* **Goal**:
Check every line of the entries below for the word "text", and copy the ones that have it.

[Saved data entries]
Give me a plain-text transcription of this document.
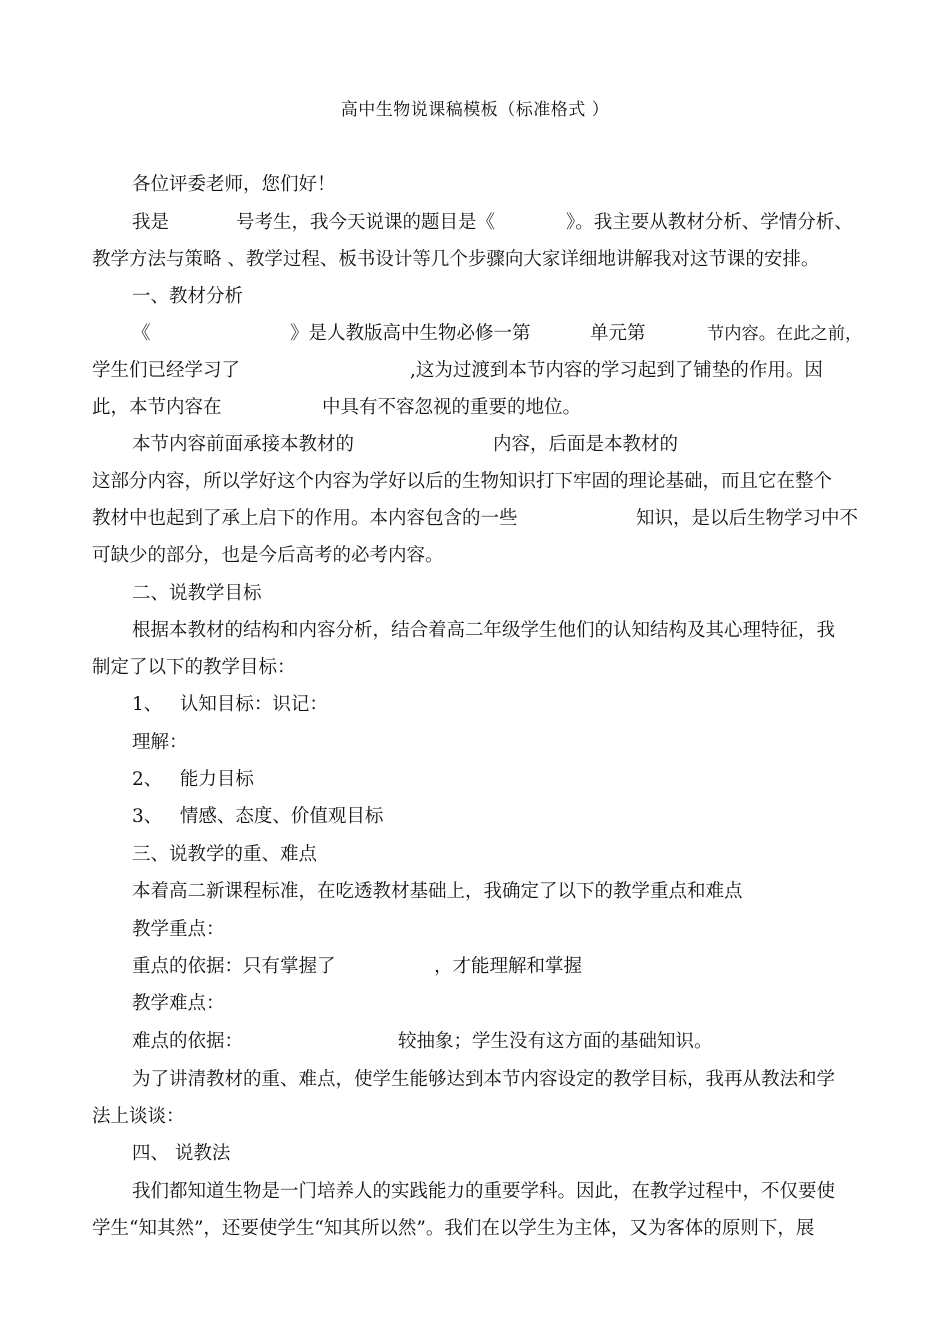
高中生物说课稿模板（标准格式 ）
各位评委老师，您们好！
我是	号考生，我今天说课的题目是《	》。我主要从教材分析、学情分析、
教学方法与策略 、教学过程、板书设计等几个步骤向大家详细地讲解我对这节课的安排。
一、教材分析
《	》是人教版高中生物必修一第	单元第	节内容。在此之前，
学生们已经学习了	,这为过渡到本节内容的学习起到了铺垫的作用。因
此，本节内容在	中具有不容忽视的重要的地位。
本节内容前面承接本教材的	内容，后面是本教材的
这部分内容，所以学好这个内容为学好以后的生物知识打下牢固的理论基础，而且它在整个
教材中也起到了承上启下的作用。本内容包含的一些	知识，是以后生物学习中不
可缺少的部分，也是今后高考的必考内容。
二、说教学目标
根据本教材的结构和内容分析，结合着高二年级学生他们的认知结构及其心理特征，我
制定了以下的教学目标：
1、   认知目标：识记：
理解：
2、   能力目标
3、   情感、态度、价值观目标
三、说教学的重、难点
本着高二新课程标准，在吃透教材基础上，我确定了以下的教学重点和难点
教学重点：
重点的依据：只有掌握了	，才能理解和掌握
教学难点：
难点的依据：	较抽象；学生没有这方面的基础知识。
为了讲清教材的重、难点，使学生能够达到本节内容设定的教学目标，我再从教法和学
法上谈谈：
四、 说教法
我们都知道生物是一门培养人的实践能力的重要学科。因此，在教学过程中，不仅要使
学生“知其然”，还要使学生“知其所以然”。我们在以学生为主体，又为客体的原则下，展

* * *

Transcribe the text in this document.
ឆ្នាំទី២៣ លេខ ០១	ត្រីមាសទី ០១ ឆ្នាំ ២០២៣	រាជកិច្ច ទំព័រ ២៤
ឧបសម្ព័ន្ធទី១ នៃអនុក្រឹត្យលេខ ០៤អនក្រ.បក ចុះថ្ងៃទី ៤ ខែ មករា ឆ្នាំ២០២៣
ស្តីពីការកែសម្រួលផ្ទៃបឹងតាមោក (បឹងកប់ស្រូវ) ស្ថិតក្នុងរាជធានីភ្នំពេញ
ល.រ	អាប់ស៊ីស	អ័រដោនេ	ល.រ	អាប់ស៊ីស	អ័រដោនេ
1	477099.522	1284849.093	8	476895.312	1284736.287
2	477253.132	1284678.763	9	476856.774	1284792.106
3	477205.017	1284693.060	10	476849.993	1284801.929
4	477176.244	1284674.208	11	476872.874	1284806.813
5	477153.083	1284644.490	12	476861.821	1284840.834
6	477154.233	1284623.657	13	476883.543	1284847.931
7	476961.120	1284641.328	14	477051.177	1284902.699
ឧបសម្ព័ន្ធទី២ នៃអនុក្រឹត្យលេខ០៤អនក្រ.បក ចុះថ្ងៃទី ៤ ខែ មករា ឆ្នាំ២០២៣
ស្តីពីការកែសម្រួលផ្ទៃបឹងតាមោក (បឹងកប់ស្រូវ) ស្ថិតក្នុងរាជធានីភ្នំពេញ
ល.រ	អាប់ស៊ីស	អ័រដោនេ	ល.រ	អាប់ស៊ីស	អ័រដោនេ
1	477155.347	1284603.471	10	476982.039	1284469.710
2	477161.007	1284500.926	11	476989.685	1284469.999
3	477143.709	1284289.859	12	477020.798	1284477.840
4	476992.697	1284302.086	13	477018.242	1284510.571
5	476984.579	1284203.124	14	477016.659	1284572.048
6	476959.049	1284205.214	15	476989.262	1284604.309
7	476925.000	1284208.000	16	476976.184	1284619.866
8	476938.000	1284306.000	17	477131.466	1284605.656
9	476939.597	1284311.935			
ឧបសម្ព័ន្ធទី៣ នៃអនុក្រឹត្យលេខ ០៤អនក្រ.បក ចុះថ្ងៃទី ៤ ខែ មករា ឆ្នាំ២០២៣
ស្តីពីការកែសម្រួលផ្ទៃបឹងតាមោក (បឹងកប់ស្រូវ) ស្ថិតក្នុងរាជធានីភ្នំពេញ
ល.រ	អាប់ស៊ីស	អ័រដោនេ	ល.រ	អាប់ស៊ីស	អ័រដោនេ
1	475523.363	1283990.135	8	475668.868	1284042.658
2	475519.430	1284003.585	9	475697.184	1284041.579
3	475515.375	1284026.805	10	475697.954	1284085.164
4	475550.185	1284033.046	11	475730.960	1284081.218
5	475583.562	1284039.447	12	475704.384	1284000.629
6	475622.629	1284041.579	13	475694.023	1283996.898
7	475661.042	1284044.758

* **Finished answer**:
Give me a plain-text transcription of this document.
Transcribe the text in this document.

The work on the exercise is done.